(Fragmento para leer)
....

Es verdad. Desde que
la Viena de los valses dejó de ser la Viena de los valses, los valses de Viena
se zambulleron para no emerger en el Danubio azul –que, en todo caso, sólo era
azul para los enamorados-.
Sólo nombrarlos es
sentar patente de “tiguoan” (antiguo), perteneciente a un pasado de saraos y
salones con candelabros y cortinones de moaré; coraceros de uniforme de gala y
caballeros de frac con condecoraciones bailando el vals con damiselas con
largos vestidos de shangtun y zapatos
de baile de tisú de plata.
La orquesta
interpretaba, entre otros, el vals que tocaba siempre que el viejo portero se
paseaba ante la entrada del hotel, cubierto el pecho de medallas.
La escena –a la que
se refiere Raymond Chandler en El largo
adiós-, pertenece a La última risa, o The last laugh, los dos títulos
traducidos al español y al inglés del original, que en alemán es Der retze Mann y corresponde a una
película de Murnau (Friedrich Wilhelm Plumpe) filmada en 1924. La música era de
Giuseppe Becce.

....

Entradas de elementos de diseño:
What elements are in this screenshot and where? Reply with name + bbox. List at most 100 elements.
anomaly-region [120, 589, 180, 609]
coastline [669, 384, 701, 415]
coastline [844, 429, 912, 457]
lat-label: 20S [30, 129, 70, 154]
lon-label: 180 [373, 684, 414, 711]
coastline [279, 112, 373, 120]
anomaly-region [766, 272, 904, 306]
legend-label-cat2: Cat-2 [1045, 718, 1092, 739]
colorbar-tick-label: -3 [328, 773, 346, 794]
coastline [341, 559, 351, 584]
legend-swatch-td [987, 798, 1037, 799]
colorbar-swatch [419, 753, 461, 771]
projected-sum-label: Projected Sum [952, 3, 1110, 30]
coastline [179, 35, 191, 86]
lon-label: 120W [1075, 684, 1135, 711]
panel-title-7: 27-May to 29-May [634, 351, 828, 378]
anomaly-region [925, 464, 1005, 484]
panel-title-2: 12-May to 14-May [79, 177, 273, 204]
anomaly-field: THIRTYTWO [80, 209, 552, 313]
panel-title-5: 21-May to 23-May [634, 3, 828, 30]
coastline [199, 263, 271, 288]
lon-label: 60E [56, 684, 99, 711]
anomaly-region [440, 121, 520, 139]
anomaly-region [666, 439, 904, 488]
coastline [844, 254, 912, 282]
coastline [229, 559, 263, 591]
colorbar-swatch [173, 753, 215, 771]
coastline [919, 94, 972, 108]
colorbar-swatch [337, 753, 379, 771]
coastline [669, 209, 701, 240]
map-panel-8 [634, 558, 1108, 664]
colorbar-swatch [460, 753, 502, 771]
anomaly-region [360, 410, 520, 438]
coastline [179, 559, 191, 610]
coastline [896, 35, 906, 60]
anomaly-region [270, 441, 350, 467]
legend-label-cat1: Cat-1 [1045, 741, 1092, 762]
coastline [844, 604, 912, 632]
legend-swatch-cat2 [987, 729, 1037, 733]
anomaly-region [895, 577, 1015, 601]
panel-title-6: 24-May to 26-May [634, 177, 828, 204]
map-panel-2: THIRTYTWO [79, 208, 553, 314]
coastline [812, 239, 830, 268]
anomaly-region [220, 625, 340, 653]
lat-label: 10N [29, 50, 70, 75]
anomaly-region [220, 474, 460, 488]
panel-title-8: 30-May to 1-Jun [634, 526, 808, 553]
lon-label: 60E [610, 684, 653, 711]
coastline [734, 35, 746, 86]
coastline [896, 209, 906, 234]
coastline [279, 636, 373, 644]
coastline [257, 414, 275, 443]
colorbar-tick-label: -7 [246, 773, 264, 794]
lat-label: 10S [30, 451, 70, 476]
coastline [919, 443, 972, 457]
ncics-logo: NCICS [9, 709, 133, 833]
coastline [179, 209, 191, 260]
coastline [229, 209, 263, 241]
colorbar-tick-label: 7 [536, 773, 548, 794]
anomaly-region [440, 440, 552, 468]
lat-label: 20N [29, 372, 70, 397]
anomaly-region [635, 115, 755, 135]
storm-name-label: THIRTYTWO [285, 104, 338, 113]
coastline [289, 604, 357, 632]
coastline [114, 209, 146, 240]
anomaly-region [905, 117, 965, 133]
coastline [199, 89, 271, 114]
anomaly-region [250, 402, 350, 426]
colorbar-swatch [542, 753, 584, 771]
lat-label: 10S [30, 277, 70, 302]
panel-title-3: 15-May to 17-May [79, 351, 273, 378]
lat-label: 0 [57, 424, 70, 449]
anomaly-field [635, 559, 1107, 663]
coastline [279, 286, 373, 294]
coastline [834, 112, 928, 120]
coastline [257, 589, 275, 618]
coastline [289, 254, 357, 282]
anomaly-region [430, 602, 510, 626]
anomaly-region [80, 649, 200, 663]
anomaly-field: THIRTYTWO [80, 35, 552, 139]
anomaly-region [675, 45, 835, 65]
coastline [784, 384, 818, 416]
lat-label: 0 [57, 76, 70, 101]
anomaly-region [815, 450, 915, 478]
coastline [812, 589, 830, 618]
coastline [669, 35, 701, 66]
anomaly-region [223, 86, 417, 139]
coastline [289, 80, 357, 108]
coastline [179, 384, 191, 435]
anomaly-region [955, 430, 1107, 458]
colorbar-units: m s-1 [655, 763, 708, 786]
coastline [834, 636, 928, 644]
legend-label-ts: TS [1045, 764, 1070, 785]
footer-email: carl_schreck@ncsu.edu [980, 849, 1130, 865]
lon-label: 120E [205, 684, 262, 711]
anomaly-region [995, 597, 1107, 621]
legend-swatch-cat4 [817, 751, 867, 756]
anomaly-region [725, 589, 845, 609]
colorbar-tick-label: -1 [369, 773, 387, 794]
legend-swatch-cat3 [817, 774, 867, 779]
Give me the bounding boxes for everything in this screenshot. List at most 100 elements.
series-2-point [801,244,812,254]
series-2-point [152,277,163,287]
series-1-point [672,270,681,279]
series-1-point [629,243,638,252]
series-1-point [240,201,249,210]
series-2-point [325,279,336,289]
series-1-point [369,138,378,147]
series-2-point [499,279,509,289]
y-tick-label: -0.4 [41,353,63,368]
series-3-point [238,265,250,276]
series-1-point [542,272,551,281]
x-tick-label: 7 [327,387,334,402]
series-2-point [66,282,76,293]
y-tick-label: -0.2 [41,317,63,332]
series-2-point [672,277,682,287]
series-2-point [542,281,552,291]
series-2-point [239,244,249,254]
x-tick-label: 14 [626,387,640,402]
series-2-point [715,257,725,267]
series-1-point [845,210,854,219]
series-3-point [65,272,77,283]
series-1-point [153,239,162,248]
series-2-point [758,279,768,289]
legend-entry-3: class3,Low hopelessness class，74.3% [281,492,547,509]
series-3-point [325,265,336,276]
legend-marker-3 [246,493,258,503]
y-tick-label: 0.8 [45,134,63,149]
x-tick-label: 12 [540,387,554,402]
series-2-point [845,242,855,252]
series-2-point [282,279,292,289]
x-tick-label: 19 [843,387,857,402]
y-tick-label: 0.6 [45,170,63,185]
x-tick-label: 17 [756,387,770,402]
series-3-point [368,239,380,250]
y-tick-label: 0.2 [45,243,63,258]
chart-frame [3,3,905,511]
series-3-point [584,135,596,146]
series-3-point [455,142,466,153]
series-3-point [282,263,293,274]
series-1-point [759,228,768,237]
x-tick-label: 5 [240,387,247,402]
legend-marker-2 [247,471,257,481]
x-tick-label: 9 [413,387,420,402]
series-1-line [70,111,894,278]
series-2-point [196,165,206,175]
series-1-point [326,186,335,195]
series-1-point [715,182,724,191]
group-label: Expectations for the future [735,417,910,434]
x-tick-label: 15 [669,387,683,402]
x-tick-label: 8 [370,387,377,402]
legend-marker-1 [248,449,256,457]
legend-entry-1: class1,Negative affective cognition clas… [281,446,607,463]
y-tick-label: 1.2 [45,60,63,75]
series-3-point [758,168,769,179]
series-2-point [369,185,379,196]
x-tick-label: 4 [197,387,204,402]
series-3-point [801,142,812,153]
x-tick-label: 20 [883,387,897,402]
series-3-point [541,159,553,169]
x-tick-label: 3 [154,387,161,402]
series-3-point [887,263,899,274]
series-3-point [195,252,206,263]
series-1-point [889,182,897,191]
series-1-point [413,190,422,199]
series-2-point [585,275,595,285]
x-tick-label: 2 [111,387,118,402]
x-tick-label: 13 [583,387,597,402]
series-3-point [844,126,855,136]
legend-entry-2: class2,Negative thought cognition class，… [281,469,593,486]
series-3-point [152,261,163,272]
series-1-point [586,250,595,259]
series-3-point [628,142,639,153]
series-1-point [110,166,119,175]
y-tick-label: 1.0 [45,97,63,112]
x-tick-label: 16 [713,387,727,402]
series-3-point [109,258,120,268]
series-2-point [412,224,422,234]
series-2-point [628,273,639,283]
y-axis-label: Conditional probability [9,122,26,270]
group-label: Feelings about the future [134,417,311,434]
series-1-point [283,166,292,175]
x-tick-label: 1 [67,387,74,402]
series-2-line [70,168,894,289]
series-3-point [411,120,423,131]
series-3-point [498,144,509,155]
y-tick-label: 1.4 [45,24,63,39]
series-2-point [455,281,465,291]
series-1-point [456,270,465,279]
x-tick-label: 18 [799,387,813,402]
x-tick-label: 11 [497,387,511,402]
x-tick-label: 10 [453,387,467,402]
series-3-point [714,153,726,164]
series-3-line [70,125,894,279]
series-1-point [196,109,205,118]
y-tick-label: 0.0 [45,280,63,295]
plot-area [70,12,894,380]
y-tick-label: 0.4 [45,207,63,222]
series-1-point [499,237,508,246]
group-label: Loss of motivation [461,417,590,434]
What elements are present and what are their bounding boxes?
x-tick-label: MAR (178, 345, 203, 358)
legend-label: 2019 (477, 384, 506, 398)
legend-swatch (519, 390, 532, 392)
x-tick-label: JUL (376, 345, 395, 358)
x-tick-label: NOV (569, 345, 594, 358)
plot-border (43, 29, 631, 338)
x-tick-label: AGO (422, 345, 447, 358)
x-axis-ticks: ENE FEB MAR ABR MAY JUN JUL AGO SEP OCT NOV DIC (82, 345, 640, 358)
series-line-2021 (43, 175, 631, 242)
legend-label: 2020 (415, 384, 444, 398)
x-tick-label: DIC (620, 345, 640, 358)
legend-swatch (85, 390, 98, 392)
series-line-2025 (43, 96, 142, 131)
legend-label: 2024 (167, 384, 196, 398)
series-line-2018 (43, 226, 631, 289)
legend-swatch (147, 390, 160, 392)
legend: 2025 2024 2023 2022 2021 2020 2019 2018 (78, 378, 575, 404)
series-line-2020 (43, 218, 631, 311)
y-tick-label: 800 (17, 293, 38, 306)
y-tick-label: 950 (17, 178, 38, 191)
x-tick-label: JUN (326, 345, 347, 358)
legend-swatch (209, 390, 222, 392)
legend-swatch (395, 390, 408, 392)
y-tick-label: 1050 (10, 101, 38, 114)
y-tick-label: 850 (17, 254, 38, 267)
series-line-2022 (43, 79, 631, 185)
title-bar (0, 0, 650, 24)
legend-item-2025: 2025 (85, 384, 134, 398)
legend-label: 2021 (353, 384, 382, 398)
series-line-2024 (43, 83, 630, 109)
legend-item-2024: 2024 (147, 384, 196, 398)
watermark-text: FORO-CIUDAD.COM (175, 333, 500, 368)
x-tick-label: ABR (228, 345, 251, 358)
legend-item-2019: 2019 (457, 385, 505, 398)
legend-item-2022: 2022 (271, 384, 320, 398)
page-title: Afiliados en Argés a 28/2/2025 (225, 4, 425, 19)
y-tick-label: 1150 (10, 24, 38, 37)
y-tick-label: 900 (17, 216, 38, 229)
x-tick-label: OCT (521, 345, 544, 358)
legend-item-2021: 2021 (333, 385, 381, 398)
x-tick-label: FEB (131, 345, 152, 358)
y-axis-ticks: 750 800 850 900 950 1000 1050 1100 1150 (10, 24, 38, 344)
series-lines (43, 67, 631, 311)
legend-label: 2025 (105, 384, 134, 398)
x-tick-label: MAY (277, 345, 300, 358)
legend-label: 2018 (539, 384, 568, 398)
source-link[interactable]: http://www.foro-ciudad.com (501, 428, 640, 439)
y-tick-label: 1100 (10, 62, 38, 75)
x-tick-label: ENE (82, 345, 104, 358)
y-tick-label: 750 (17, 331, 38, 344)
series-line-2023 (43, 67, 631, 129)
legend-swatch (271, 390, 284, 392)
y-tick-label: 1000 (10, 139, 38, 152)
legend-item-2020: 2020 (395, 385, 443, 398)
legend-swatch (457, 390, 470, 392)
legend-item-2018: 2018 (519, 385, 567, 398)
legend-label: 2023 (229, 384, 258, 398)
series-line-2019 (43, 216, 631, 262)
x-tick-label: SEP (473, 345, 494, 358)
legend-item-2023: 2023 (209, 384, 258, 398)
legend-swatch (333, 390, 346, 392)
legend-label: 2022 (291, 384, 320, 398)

....

(Lo que se pide)
A - En el texto sobre los valses de Viena, ¿por qué la película de la escena mencionada por Chandler lleva dos títulos, La última risa y The last laugh? Contesta en una a tres oraciones.
B - Sigue escribiendo el texto sobre los valses de Viena a partir de su última oración.

(Respuestas en orden)
A - Porque son las traducciones al español y al inglés del título original en alemán de la película de Murnau filmada en 1924.

B -
Lehar y Strauss
En casa éramos todos
muy valseros. Cada uno tenía sus preferencias, pero a todos nos gustaba el vals
de la opereta La viuda alegre, de
Franz Lehar, de la que se hicieron varias películas, o por lo menos dos, que yo
recuerde: una con Jeanette MacDonald y Maurice Chevalier y la otra con Lana
Turner y Fernando Lamas, que fue la que menos me gustó a mí, qué vergüenza,
pobre Fernando, con lo amigos que éramos.
Había otros valses,
claro. Todos los de Strauss: El Danubio
Azul, Cuentos de los Bosques de Viena, Vida de artista, Vino, mujeres y canto,
del que yo hice una especie de lema…
El vals de las velas es muy triste, más aún que el de Sibelius; el Vals de las flores, de Cascanueces, de Tchaikovsky; el Vals del minuto”, de Chopin; el Vals de Praga, de Dvorak; Los
patinadores, de Emile Waldteufel.
El vals entró en los
salones europeos, según parece, a partir de 1760. Venía de Viena: del Tirol,
por más señas.
Su popularidad se
extendió porque de lento pasó a rápido. Ahora, ya se sabe, vuelven los lentos.
El vals es una forma
musical que admite cualquier estilo, como por ejemplo la ranchera. El ritmo más
adecuado es el swing. Recordemos el Waltz in swing de Fred y Ginger.
El vals Boston
Rodolfo –nombre que
le va bien al vals-, el fotógrafo de Morocco,
nos decía a los frecuentadores de ese cabaré
de Madrid, el reino de la bella bailarina marroquí Naïma Cherky, que él era un
as bailando el vals Boston, o vals inglés (versión lenta, tempo de 60 a 80). Quizá fuera cierto,
o no; porque en las cabarés suele mentirse.
El vals sentó sus
reales en la América hispano hablante. ¿Quién no tiene un CD con algún
valsecito peruano?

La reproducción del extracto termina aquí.